== Given problem ==
Identify each line holding the string "FPOIRS" and copy it.
* Start *
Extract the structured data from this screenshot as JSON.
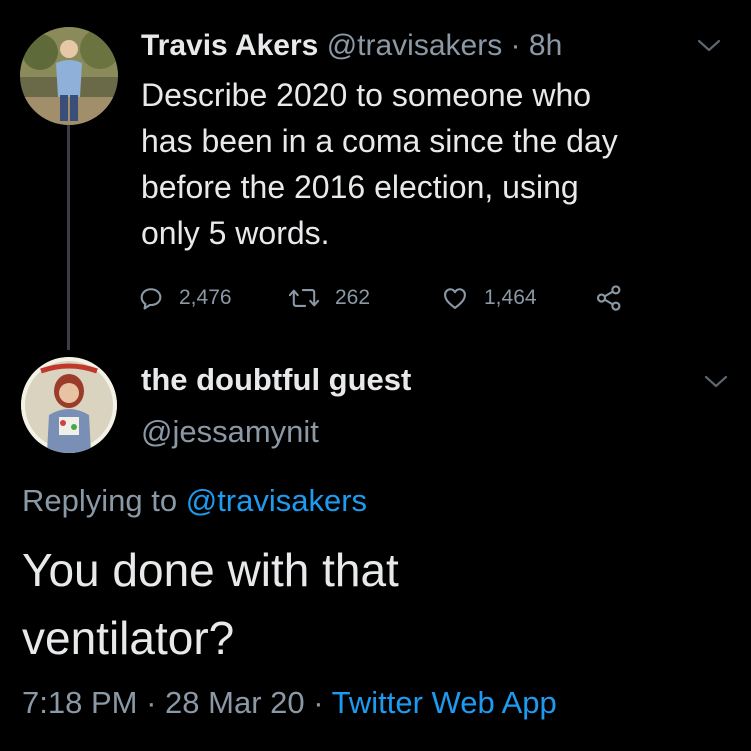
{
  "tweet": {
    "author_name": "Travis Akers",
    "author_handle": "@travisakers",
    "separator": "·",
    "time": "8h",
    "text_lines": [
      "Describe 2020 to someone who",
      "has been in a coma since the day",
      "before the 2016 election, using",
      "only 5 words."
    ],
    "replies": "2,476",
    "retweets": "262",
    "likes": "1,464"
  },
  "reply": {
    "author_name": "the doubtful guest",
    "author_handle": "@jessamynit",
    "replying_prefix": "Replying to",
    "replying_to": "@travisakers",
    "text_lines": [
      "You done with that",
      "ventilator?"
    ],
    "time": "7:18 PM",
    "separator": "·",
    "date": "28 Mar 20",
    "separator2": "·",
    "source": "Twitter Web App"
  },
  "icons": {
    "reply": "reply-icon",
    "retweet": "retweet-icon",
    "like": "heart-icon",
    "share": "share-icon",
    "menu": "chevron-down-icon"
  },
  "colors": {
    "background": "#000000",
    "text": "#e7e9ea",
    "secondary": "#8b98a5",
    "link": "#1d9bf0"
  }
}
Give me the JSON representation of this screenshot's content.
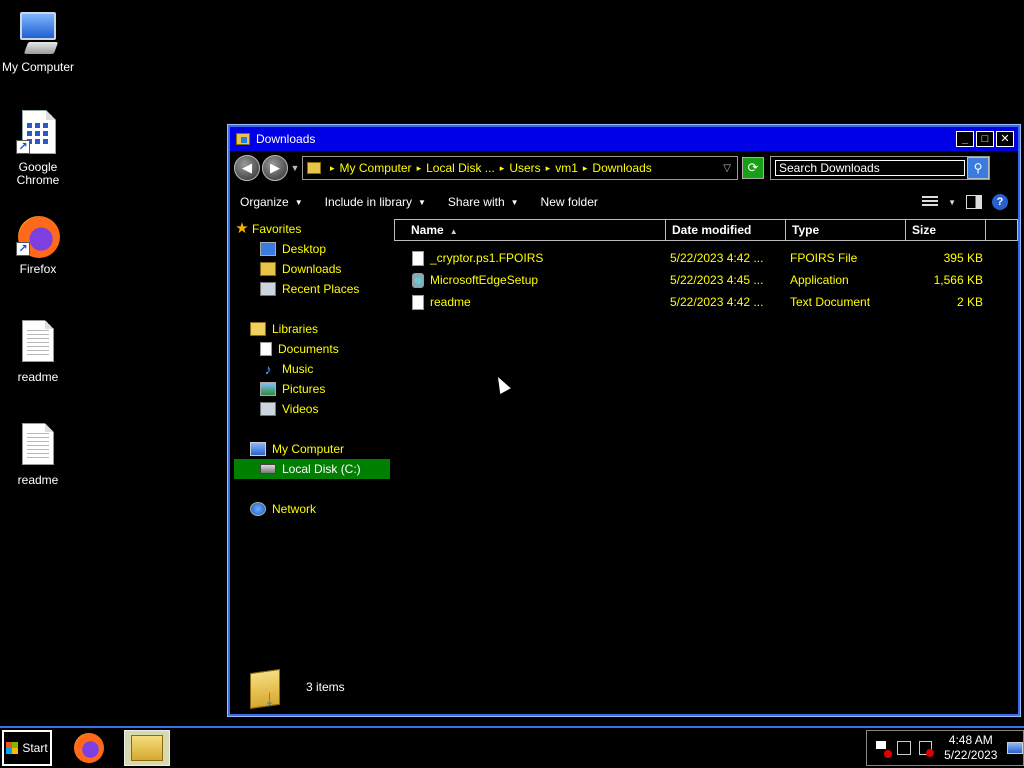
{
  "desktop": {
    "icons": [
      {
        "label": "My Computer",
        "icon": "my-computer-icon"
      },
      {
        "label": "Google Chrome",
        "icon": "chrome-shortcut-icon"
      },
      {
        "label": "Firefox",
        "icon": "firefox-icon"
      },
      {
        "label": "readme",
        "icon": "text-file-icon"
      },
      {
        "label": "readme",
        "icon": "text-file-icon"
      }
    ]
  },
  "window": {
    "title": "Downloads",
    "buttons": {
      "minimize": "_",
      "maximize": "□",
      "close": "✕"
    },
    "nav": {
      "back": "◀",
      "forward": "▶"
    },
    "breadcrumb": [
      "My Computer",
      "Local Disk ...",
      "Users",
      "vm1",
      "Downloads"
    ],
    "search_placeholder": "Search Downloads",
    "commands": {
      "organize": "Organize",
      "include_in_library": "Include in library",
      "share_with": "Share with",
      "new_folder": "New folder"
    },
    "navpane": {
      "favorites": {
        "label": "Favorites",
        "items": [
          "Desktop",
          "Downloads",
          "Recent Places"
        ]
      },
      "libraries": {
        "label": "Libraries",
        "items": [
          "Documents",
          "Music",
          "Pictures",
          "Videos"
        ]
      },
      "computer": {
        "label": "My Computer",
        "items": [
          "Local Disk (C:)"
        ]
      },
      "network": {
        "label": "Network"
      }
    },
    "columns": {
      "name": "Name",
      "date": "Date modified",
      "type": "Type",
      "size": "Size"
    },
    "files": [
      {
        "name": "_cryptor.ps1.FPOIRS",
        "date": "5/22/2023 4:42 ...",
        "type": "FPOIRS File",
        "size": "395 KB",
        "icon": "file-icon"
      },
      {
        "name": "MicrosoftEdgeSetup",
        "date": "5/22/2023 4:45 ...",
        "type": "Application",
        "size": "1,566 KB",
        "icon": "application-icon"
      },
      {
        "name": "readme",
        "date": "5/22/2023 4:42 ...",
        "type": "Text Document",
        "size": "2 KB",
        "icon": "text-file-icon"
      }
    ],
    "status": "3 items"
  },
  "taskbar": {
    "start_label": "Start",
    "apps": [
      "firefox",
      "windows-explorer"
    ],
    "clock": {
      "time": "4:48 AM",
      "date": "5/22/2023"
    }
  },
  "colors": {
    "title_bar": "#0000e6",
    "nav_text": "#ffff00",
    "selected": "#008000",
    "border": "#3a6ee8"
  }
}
* End *
== The result ==
        "name": "_cryptor.ps1.FPOIRS",
        "type": "FPOIRS File",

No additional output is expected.